**What to produce**
Answer these about the thread on re.match and re.search below, one answer per line:
1. Which Perl anchor does MRAB say the re module lacks?
2. In John Machin's timings, how long per loop did re.search('^xxx', 'y'*1000) take?
3. Which function does Carl Banks say he uses much more often?

The ^ anchors you to the start of the string (or start of line in multiline
mode) even if you specify a non-zero position. The match method just tells
you if the pattern matches at the specified starting position regardless of
whether it is the start of the string.

Carl Banks

unread,
Jul 1, 2009, 6:33:01 PM7/1/09
to

It always seemed redundant to me also (notwithstanding Duncan Booth's
explanation of slight semantic differences). However, I find myself
using re.match much more often than re.search, so perhaps in this case
a "second obvious way" is justified.


Carl Banks

MRAB

unread,
Jul 1, 2009, 7:50:16 PM7/1/09
to pytho...@python.org
re.match is anchored at a certain position, whereas re.search isn't. The
re module doesn't support Perl's \G anchor.

John Machin

unread,
Jul 1, 2009, 9:20:29 PM7/1/09
to

re.search is obstinately determined when it comes to flogging dead
horses:

C:\junk>\python26\python -mtimeit -s"import re" "re.match('xxx',
'y'*100)"
100000 loops, best of 3: 3.37 usec per loop

C:\junk>\python26\python -mtimeit -s"import re" "re.search('^xxx',
'y'*100)"
100000 loops, best of 3: 7.01 usec per loop

C:\junk>\python26\python -mtimeit -s"import re" "re.match('xxx',
'y'*1000)"
100000 loops, best of 3: 3.85 usec per loop

C:\junk>\python26\python -mtimeit -s"import re" "re.search('^xxx',
'y'*1000)"
10000 loops, best of 3: 37.9 usec per loop

C:\junk>

kj

unread,
Jul 1, 2009, 11:49:57 PM7/1/09
to
In <Xns9C3BCA27AB...@127.0.0.1> Duncan Booth <duncan...@invalid.invalid> writes:
>So, for example:

>>>> re.compile("c").match("abcdef", 2)
><_sre.SRE_Match object at 0x0000000002C09B90>
>>>> re.compile("^c").search("abcdef", 2)
>>>>

I find this unconvincing; with re.search alone one could simply
do:

>>> re.compile("^c").search("abcdef"[2:])
<_sre.SRE_Match object at 0x75918>

No need for re.match(), at least as far as your example shows.

Maybe there are times when re.match() is more "convenient" in some
way, but it is awfully Perlish to "multiply language elements" for
the sake of this trifling convenience.

kynn

Steven D'Aprano

unread,
Jul 2, 2009, 12:14:36 AM7/2/09
to
On Thu, 02 Jul 2009 03:49:57 +0000, kj wrote:

> In <Xns9C3BCA27AB...@127.0.0.1> Duncan Booth
> <duncan...@invalid.invalid> writes:
>>So, for example:
>
>>>>> re.compile("c").match("abcdef", 2)
>><_sre.SRE_Match object at 0x0000000002C09B90>
>>>>> re.compile("^c").search("abcdef", 2)

**Recorded information**
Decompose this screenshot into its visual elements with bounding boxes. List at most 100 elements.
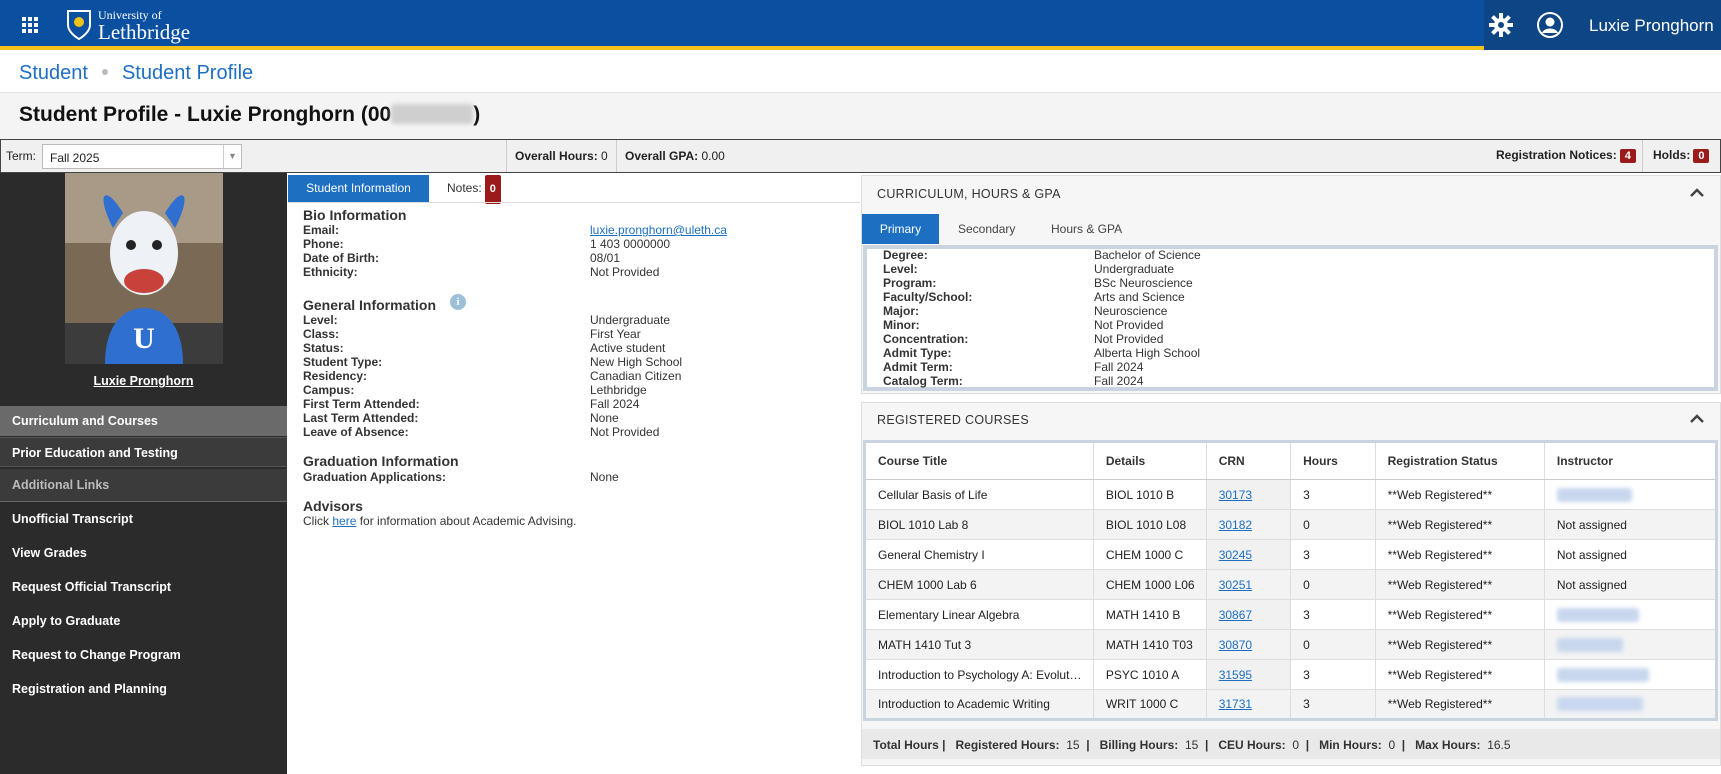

**Exercise output**
1. The \G anchor.
2. 37.9 usec per loop.
3. re.match.